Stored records
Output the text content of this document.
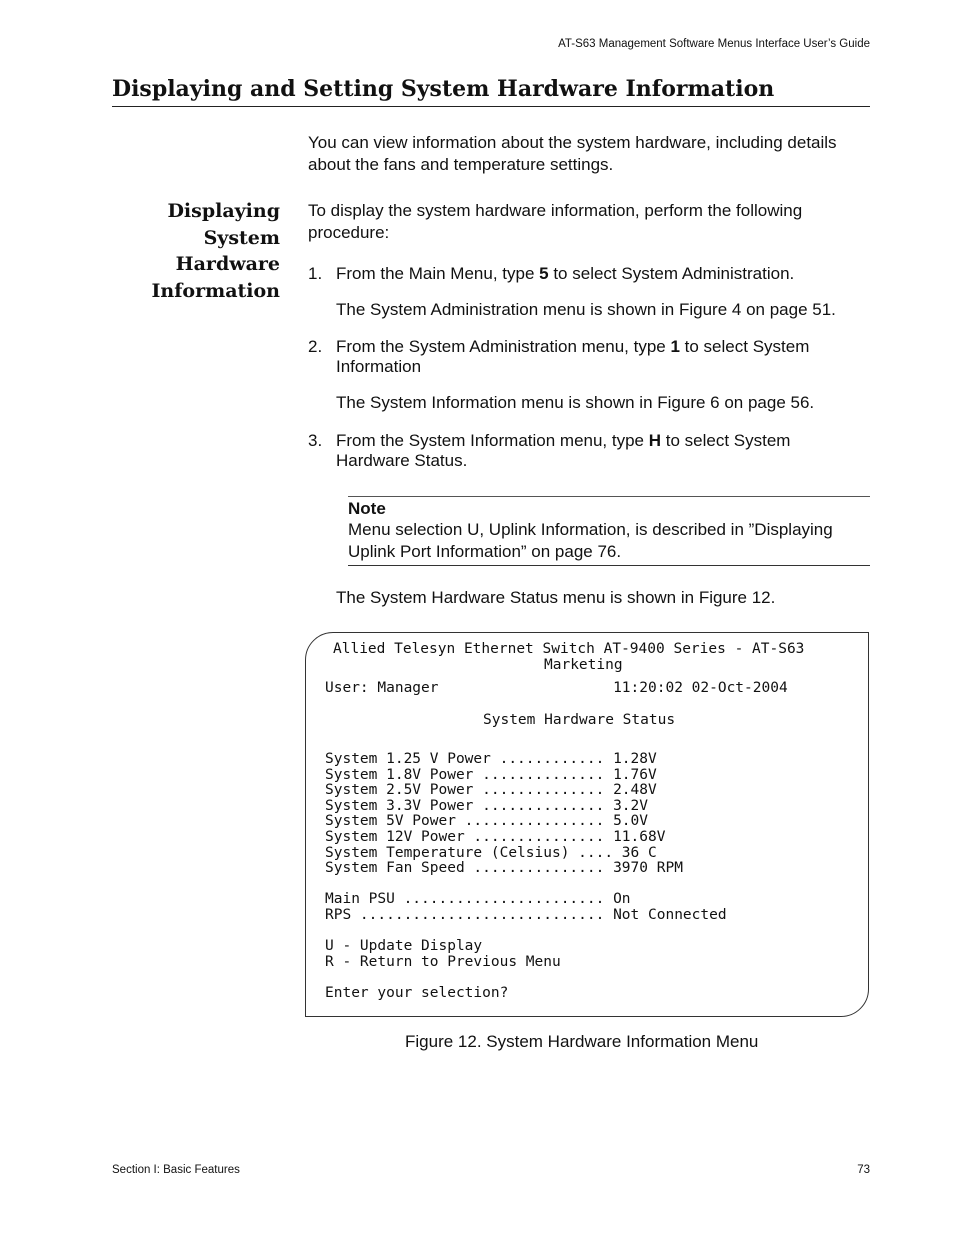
AT-S63 Management Software Menus Interface User’s Guide
Displaying and Setting System Hardware Information

You can view information about the system hardware, including details about the fans and temperature settings.

Displaying System Hardware Information

To display the system hardware information, perform the following procedure:

1. From the Main Menu, type 5 to select System Administration.

The System Administration menu is shown in Figure 4 on page 51.

2. From the System Administration menu, type 1 to select System Information

The System Information menu is shown in Figure 6 on page 56.

3. From the System Information menu, type H to select System Hardware Status.

Note
Menu selection U, Uplink Information, is described in ”Displaying Uplink Port Information” on page 76.

The System Hardware Status menu is shown in Figure 12.

Allied Telesyn Ethernet Switch AT-9400 Series - AT-S63
Marketing
User: Manager                    11:20:02 02-Oct-2004
System Hardware Status
System 1.25 V Power ............ 1.28V
System 1.8V Power .............. 1.76V
System 2.5V Power .............. 2.48V
System 3.3V Power .............. 3.2V
System 5V Power ................ 5.0V
System 12V Power ............... 11.68V
System Temperature (Celsius) .... 36 C
System Fan Speed ............... 3970 RPM
Main PSU ....................... On
RPS ............................ Not Connected
U - Update Display
R - Return to Previous Menu
Enter your selection?
Figure 12. System Hardware Information Menu
Section I: Basic Features	73
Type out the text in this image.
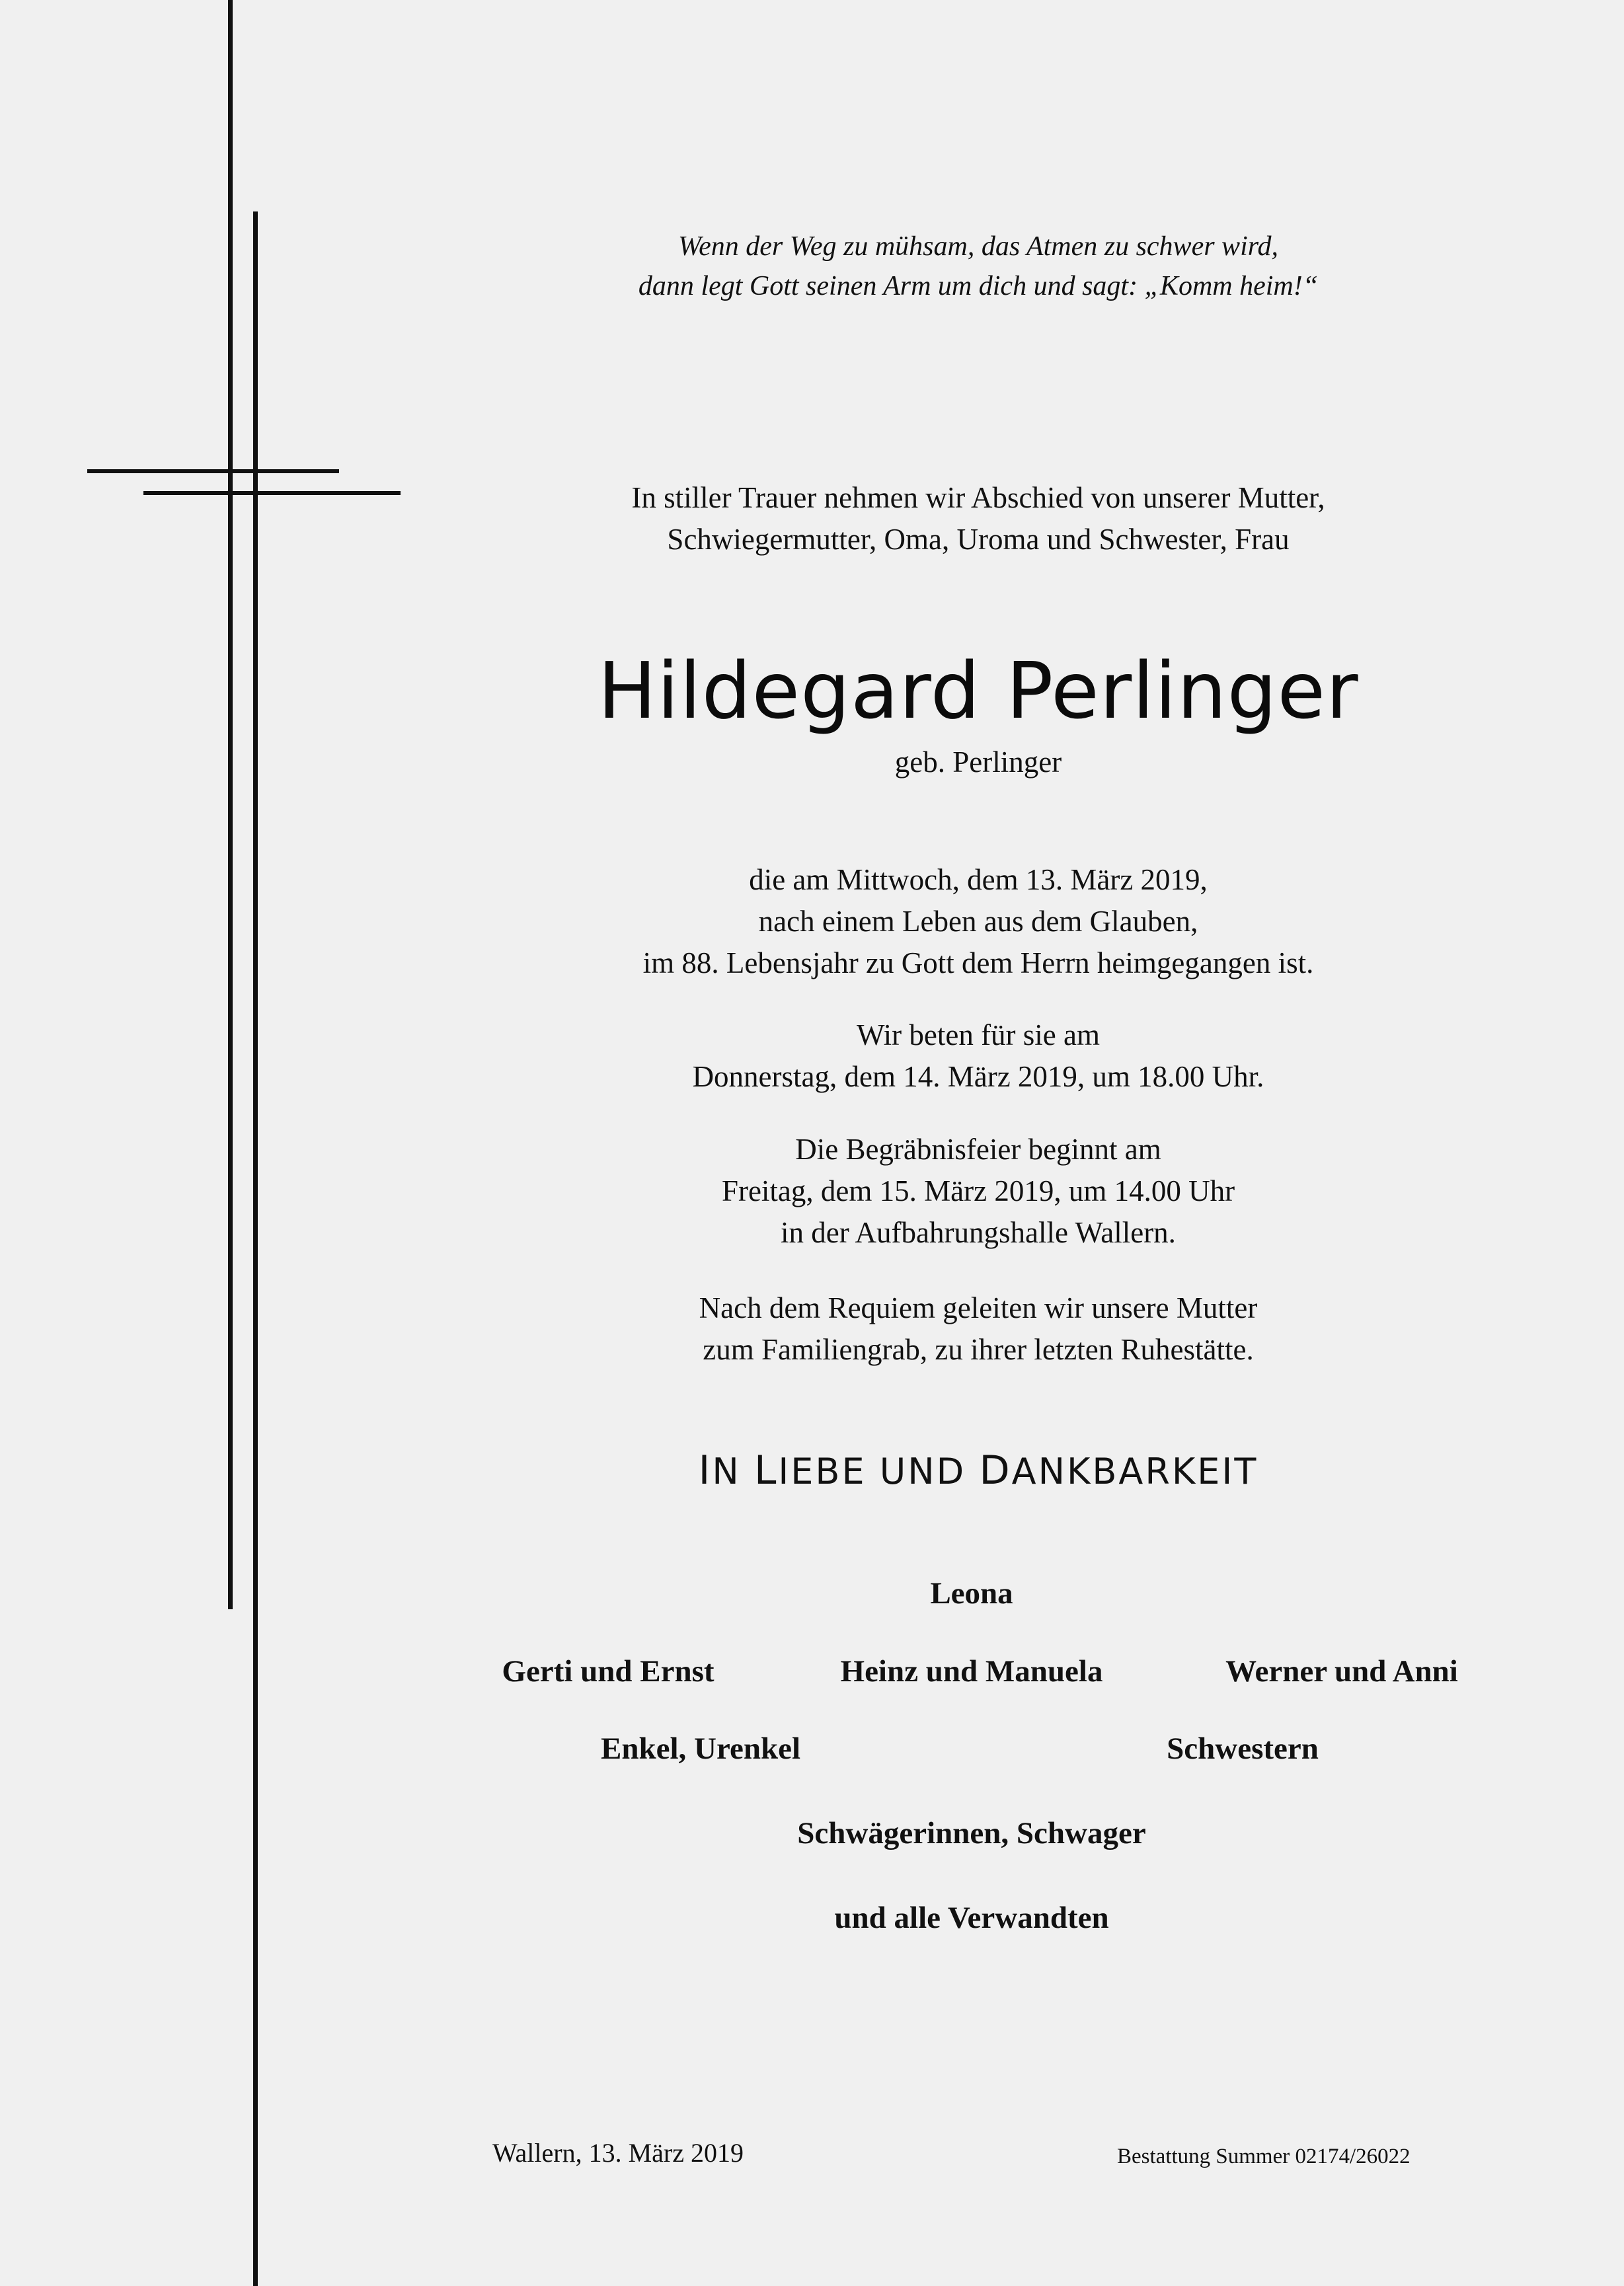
Wenn der Weg zu mühsam, das Atmen zu schwer wird,
dann legt Gott seinen Arm um dich und sagt: „Komm heim!“
In stiller Trauer nehmen wir Abschied von unserer Mutter,
Schwiegermutter, Oma, Uroma und Schwester, Frau
Hildegard Perlinger
geb. Perlinger
die am Mittwoch, dem 13. März 2019,
nach einem Leben aus dem Glauben,
im 88. Lebensjahr zu Gott dem Herrn heimgegangen ist.
Wir beten für sie am
Donnerstag, dem 14. März 2019, um 18.00 Uhr.
Die Begräbnisfeier beginnt am
Freitag, dem 15. März 2019, um 14.00 Uhr
in der Aufbahrungshalle Wallern.
Nach dem Requiem geleiten wir unsere Mutter
zum Familiengrab, zu ihrer letzten Ruhestätte.
IN LIEBE UND DANKBARKEIT
Leona
Gerti und Ernst	Heinz und Manuela	Werner und Anni
Enkel, Urenkel	Schwestern
Schwägerinnen, Schwager
und alle Verwandten
Wallern, 13. März 2019	Bestattung Summer 02174/26022
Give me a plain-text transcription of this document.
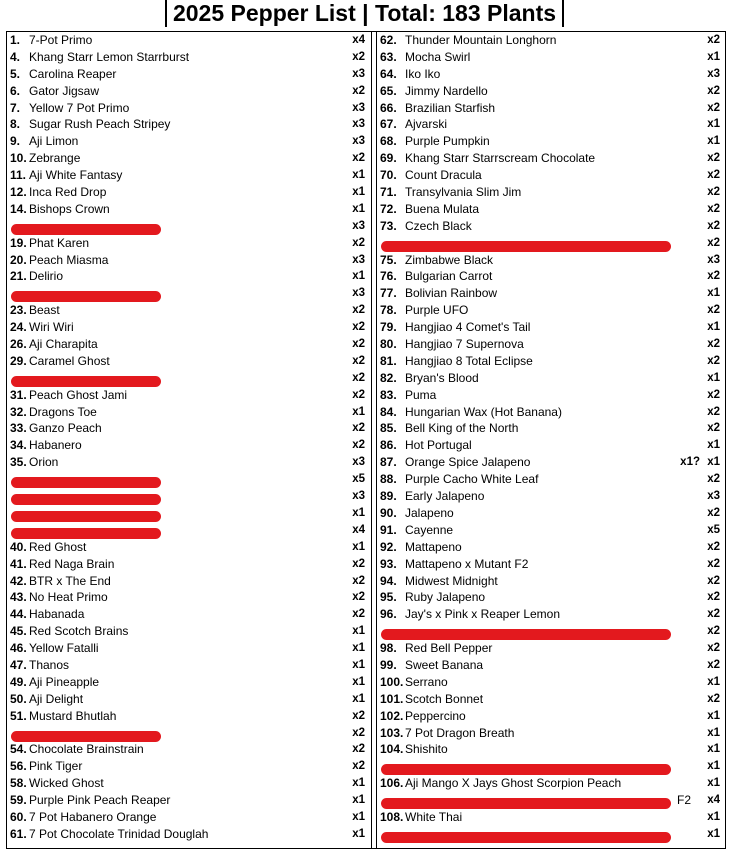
2025 Pepper List | Total: 183 Plants
1. 7-Pot Primo	x4
4. Khang Starr Lemon Starrburst	x2
5. Carolina Reaper	x3
6. Gator Jigsaw	x2
7. Yellow 7 Pot Primo	x3
8. Sugar Rush Peach Stripey	x3
9. Aji Limon	x3
10. Zebrange	x2
11. Aji White Fantasy	x1
12. Inca Red Drop	x1
14. Bishops Crown	x1
x3
19. Phat Karen	x2
20. Peach Miasma	x3
21. Delirio	x1
x3
23. Beast	x2
24. Wiri Wiri	x2
26. Aji Charapita	x2
29. Caramel Ghost	x2
x2
31. Peach Ghost Jami	x2
32. Dragons Toe	x1
33. Ganzo Peach	x2
34. Habanero	x2
35. Orion	x3
x5
x3
x1
x4
40. Red Ghost	x1
41. Red Naga Brain	x2
42. BTR x The End	x2
43. No Heat Primo	x2
44. Habanada	x2
45. Red Scotch Brains	x1
46. Yellow Fatalli	x1
47. Thanos	x1
49. Aji Pineapple	x1
50. Aji Delight	x1
51. Mustard Bhutlah	x2
x2
54. Chocolate Brainstrain	x2
56. Pink Tiger	x2
58. Wicked Ghost	x1
59. Purple Pink Peach Reaper	x1
60. 7 Pot Habanero Orange	x1
61. 7 Pot Chocolate Trinidad Douglah	x1
62. Thunder Mountain Longhorn	x2
63. Mocha Swirl	x1
64. Iko Iko	x3
65. Jimmy Nardello	x2
66. Brazilian Starfish	x2
67. Ajvarski	x1
68. Purple Pumpkin	x1
69. Khang Starr Starrscream Chocolate	x2
70. Count Dracula	x2
71. Transylvania Slim Jim	x2
72. Buena Mulata	x2
73. Czech Black	x2
x2
75. Zimbabwe Black	x3
76. Bulgarian Carrot	x2
77. Bolivian Rainbow	x1
78. Purple UFO	x2
79. Hangjiao 4 Comet's Tail	x1
80. Hangjiao 7 Supernova	x2
81. Hangjiao 8 Total Eclipse	x2
82. Bryan's Blood	x1
83. Puma	x2
84. Hungarian Wax (Hot Banana)	x2
85. Bell King of the North	x2
86. Hot Portugal	x1
87. Orange Spice Jalapeno	x1? x1
88. Purple Cacho White Leaf	x2
89. Early Jalapeno	x3
90. Jalapeno	x2
91. Cayenne	x5
92. Mattapeno	x2
93. Mattapeno x Mutant F2	x2
94. Midwest Midnight	x2
95. Ruby Jalapeno	x2
96. Jay's x Pink x Reaper Lemon	x2
x2
98. Red Bell Pepper	x2
99. Sweet Banana	x2
100. Serrano	x1
101. Scotch Bonnet	x2
102. Peppercino	x1
103. 7 Pot Dragon Breath	x1
104. Shishito	x1
x1
106. Aji Mango X Jays Ghost Scorpion Peach	x1
F2 x4
108. White Thai	x1
x1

DIRECTIONS: Pick out each line above that includes "Administration" and show it.

SOLUTION TO THIS EXERCISE:
1. From the Main Menu, type 5 to select System Administration.
The System Administration menu is shown in Figure 4 on page 51.
2. From the System Administration menu, type 1 to select System Information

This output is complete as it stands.